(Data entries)
****************

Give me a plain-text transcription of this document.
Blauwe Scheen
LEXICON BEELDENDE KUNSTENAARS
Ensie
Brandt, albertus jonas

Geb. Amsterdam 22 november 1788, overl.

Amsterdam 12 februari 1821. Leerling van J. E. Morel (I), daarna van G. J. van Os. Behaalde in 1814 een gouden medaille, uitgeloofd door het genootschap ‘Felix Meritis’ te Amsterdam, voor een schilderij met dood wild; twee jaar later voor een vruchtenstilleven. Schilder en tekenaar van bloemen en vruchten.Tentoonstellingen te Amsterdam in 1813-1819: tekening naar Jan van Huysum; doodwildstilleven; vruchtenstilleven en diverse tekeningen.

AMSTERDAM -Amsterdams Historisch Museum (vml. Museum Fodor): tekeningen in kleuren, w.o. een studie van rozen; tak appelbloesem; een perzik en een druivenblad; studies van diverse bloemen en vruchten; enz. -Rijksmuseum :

****************

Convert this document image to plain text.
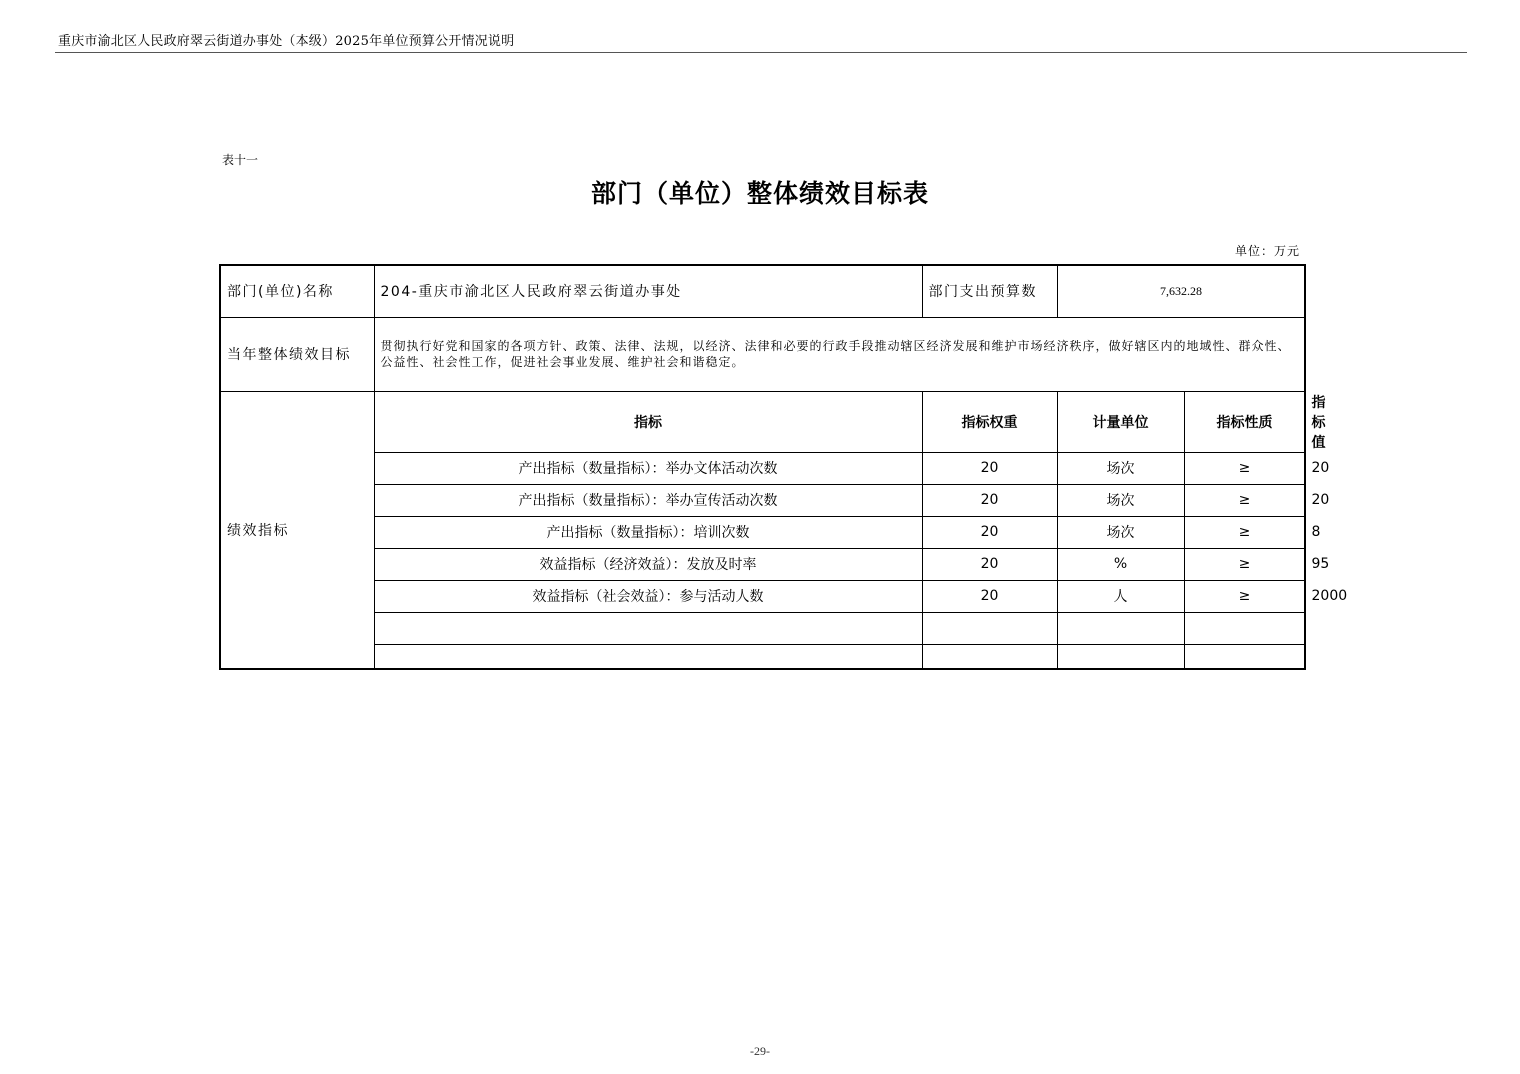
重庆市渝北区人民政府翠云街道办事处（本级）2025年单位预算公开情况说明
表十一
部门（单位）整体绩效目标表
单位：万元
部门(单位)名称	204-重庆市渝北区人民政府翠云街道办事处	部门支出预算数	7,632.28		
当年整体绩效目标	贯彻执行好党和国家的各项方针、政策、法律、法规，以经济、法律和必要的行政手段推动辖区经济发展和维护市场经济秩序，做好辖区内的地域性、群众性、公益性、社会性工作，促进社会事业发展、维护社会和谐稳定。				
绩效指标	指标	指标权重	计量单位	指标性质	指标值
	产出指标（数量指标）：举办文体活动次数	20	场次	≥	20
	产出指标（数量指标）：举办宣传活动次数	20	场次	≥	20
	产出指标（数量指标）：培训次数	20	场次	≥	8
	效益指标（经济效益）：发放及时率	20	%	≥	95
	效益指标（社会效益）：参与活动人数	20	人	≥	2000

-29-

****************

Task: Provide the number of lines containing the string "plain", with no other output.

Answer to the problem: 2